■ What you should do: Each record must be reproduced exactly as it is shown.

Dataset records
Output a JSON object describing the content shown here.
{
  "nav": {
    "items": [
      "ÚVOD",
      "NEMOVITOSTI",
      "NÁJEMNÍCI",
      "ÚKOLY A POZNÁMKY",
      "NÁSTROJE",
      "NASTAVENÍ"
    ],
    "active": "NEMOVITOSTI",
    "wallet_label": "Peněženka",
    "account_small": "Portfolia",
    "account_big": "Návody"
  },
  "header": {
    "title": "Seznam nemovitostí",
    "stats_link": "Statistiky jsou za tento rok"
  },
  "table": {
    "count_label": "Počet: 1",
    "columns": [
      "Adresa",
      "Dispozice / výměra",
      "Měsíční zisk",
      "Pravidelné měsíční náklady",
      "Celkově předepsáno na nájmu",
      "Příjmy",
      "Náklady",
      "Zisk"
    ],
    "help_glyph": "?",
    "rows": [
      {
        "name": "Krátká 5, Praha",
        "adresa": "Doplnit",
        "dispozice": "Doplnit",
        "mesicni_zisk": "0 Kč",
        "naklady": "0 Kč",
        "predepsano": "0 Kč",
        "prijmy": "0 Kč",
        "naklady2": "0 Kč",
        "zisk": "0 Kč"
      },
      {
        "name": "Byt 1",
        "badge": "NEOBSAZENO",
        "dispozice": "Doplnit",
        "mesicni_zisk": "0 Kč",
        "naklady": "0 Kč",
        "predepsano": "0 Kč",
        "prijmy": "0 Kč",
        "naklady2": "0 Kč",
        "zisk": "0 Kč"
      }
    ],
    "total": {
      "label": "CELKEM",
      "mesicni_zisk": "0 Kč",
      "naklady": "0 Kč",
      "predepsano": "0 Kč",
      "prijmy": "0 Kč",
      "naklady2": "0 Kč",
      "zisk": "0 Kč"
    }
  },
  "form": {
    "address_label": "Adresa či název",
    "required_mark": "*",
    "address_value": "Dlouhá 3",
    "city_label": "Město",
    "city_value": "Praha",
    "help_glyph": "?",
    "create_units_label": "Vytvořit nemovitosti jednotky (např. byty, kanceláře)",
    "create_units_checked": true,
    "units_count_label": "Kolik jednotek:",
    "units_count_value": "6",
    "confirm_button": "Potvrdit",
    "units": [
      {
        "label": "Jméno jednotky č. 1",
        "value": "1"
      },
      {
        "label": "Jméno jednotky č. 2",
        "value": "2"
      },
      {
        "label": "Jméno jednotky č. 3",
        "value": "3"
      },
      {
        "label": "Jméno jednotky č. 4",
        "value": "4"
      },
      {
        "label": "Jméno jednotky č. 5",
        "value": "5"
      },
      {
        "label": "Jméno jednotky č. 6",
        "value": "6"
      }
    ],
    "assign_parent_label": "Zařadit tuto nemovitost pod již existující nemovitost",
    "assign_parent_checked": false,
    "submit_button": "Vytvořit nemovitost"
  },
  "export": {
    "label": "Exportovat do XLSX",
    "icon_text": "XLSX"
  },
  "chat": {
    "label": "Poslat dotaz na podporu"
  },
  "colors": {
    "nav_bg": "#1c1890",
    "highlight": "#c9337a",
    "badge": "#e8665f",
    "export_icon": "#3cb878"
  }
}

■ Response to this exercise:
Output a JSON object describing the content shown here.
{
  "nav": {
    "items": [
      "ÚVOD",
      "NEMOVITOSTI",
      "NÁJEMNÍCI",
      "ÚKOLY A POZNÁMKY",
      "NÁSTROJE",
      "NASTAVENÍ"
    ],
    "active": "NEMOVITOSTI",
    "wallet_label": "Peněženka",
    "account_small": "Portfolia",
    "account_big": "Návody"
  },
  "header": {
    "title": "Seznam nemovitostí",
    "stats_link": "Statistiky jsou za tento rok"
  },
  "table": {
    "count_label": "Počet: 1",
    "columns": [
      "Adresa",
      "Dispozice / výměra",
      "Měsíční zisk",
      "Pravidelné měsíční náklady",
      "Celkově předepsáno na nájmu",
      "Příjmy",
      "Náklady",
      "Zisk"
    ],
    "help_glyph": "?",
    "rows": [
      {
        "name": "Krátká 5, Praha",
        "adresa": "Doplnit",
        "dispozice": "Doplnit",
        "mesicni_zisk": "0 Kč",
        "naklady": "0 Kč",
        "predepsano": "0 Kč",
        "prijmy": "0 Kč",
        "naklady2": "0 Kč",
        "zisk": "0 Kč"
      },
      {
        "name": "Byt 1",
        "badge": "NEOBSAZENO",
        "dispozice": "Doplnit",
        "mesicni_zisk": "0 Kč",
        "naklady": "0 Kč",
        "predepsano": "0 Kč",
        "prijmy": "0 Kč",
        "naklady2": "0 Kč",
        "zisk": "0 Kč"
      }
    ],
    "total": {
      "label": "CELKEM",
      "mesicni_zisk": "0 Kč",
      "naklady": "0 Kč",
      "predepsano": "0 Kč",
      "prijmy": "0 Kč",
      "naklady2": "0 Kč",
      "zisk": "0 Kč"
    }
  },
  "form": {
    "address_label": "Adresa či název",
    "required_mark": "*",
    "address_value": "Dlouhá 3",
    "city_label": "Město",
    "city_value": "Praha",
    "help_glyph": "?",
    "create_units_label": "Vytvořit nemovitosti jednotky (např. byty, kanceláře)",
    "create_units_checked": true,
    "units_count_label": "Kolik jednotek:",
    "units_count_value": "6",
    "confirm_button": "Potvrdit",
    "units": [
      {
        "label": "Jméno jednotky č. 1",
        "value": "1"
      },
      {
        "label": "Jméno jednotky č. 2",
        "value": "2"
      },
      {
        "label": "Jméno jednotky č. 3",
        "value": "3"
      },
      {
        "label": "Jméno jednotky č. 4",
        "value": "4"
      },
      {
        "label": "Jméno jednotky č. 5",
        "value": "5"
      },
      {
        "label": "Jméno jednotky č. 6",
        "value": "6"
      }
    ],
    "assign_parent_label": "Zařadit tuto nemovitost pod již existující nemovitost",
    "assign_parent_checked": false,
    "submit_button": "Vytvořit nemovitost"
  },
  "export": {
    "label": "Exportovat do XLSX",
    "icon_text": "XLSX"
  },
  "chat": {
    "label": "Poslat dotaz na podporu"
  },
  "colors": {
    "nav_bg": "#1c1890",
    "highlight": "#c9337a",
    "badge": "#e8665f",
    "export_icon": "#3cb878"
  }
}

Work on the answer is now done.